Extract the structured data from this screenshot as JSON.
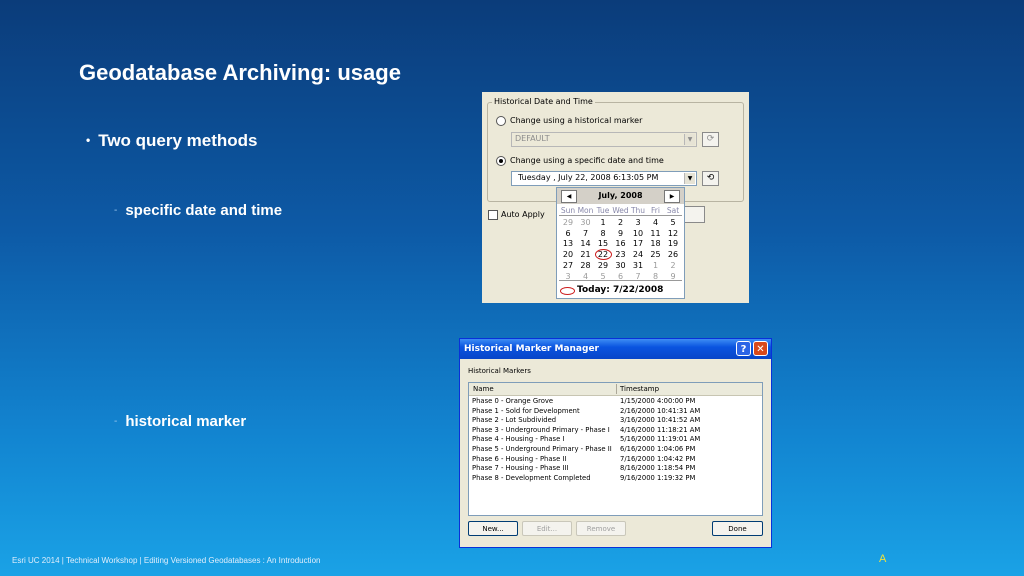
{
  "slide": {
    "title": "Geodatabase Archiving: usage",
    "bullet": "Two query methods",
    "sub1": "specific date and time",
    "sub2": "historical marker",
    "footer_left": "Esri UC 2014 | Technical Workshop |  Editing Versioned Geodatabases : An Introduction",
    "footer_right": "A"
  },
  "date_panel": {
    "group_title": "Historical Date and Time",
    "radio_marker_label": "Change using a historical marker",
    "marker_value": "DEFAULT",
    "radio_date_label": "Change using a specific date and time",
    "date_value": "Tuesday  ,    July     22, 2008   6:13:05 PM",
    "auto_apply_label": "Auto Apply",
    "calendar": {
      "month_title": "July, 2008",
      "weekdays": [
        "Sun",
        "Mon",
        "Tue",
        "Wed",
        "Thu",
        "Fri",
        "Sat"
      ],
      "weeks": [
        [
          "29",
          "30",
          "1",
          "2",
          "3",
          "4",
          "5"
        ],
        [
          "6",
          "7",
          "8",
          "9",
          "10",
          "11",
          "12"
        ],
        [
          "13",
          "14",
          "15",
          "16",
          "17",
          "18",
          "19"
        ],
        [
          "20",
          "21",
          "22",
          "23",
          "24",
          "25",
          "26"
        ],
        [
          "27",
          "28",
          "29",
          "30",
          "31",
          "1",
          "2"
        ],
        [
          "3",
          "4",
          "5",
          "6",
          "7",
          "8",
          "9"
        ]
      ],
      "selected_day": "22",
      "today_label": "Today: 7/22/2008"
    }
  },
  "marker_manager": {
    "window_title": "Historical Marker Manager",
    "section_label": "Historical Markers",
    "columns": [
      "Name",
      "Timestamp"
    ],
    "rows": [
      {
        "name": "Phase 0 - Orange Grove",
        "timestamp": "1/15/2000 4:00:00 PM"
      },
      {
        "name": "Phase 1 - Sold for Development",
        "timestamp": "2/16/2000 10:41:31 AM"
      },
      {
        "name": "Phase 2 - Lot Subdivided",
        "timestamp": "3/16/2000 10:41:52 AM"
      },
      {
        "name": "Phase 3 - Underground Primary - Phase I",
        "timestamp": "4/16/2000 11:18:21 AM"
      },
      {
        "name": "Phase 4 - Housing - Phase I",
        "timestamp": "5/16/2000 11:19:01 AM"
      },
      {
        "name": "Phase 5 - Underground Primary - Phase II",
        "timestamp": "6/16/2000 1:04:06 PM"
      },
      {
        "name": "Phase 6 - Housing - Phase II",
        "timestamp": "7/16/2000 1:04:42 PM"
      },
      {
        "name": "Phase 7 - Housing - Phase III",
        "timestamp": "8/16/2000 1:18:54 PM"
      },
      {
        "name": "Phase 8 - Development Completed",
        "timestamp": "9/16/2000 1:19:32 PM"
      }
    ],
    "buttons": {
      "new": "New...",
      "edit": "Edit...",
      "remove": "Remove",
      "done": "Done"
    },
    "help_glyph": "?",
    "close_glyph": "✕"
  },
  "colors": {
    "accent_red": "#cc1b1b",
    "footer_mark": "#f2e23a",
    "titlebar_blue": "#0a54e0"
  }
}
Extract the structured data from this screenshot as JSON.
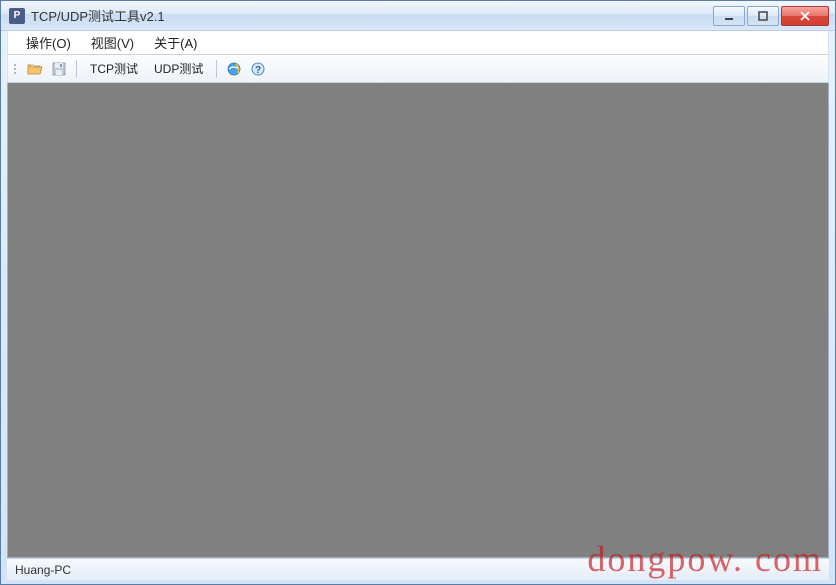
{
  "window": {
    "title": "TCP/UDP测试工具v2.1",
    "app_icon_glyph": "P"
  },
  "menubar": {
    "items": [
      {
        "label": "操作(O)"
      },
      {
        "label": "视图(V)"
      },
      {
        "label": "关于(A)"
      }
    ]
  },
  "toolbar": {
    "open_icon": "folder-open-icon",
    "save_icon": "save-icon",
    "tcp_test_label": "TCP测试",
    "udp_test_label": "UDP测试",
    "ie_icon": "internet-explorer-icon",
    "help_icon": "help-icon"
  },
  "statusbar": {
    "text": "Huang-PC"
  },
  "watermark": "dongpow. com"
}
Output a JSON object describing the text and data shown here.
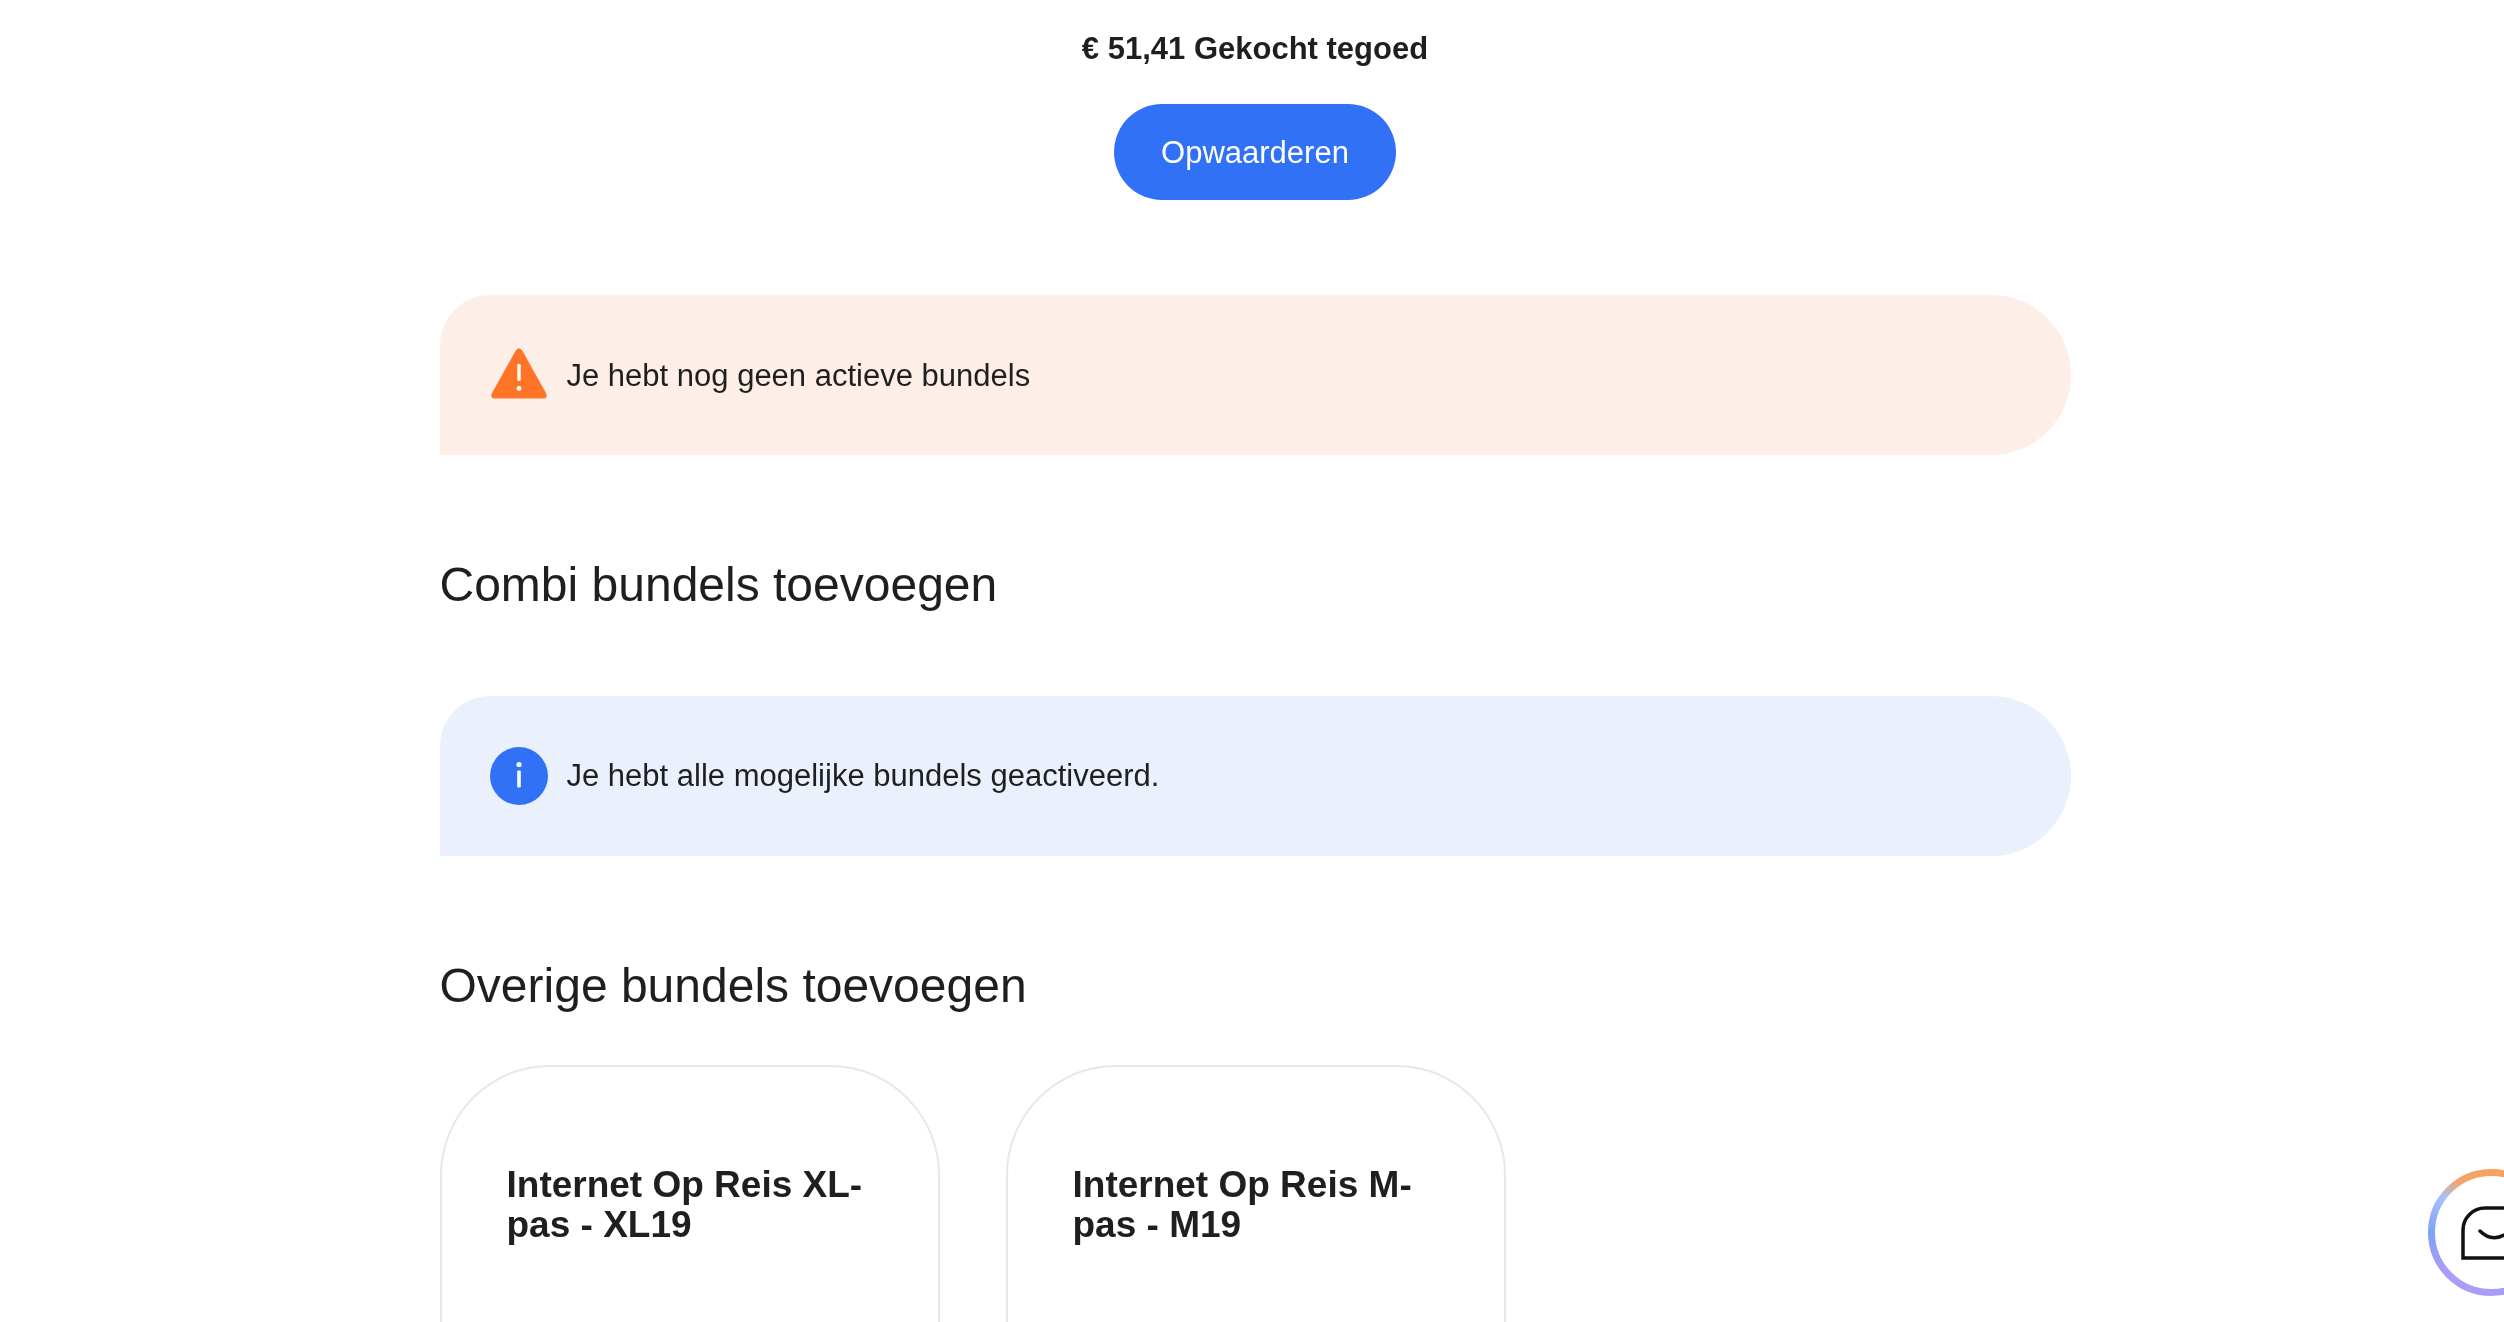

■ ■ ■ ■ ■

» **WHAT TO PRODUCE**
Extract every line containing the string "Underground" from the material.

» **FULL OUTPUT**
        "name": "Phase 3 - Underground Primary - Phase I",
        "name": "Phase 5 - Underground Primary - Phase II",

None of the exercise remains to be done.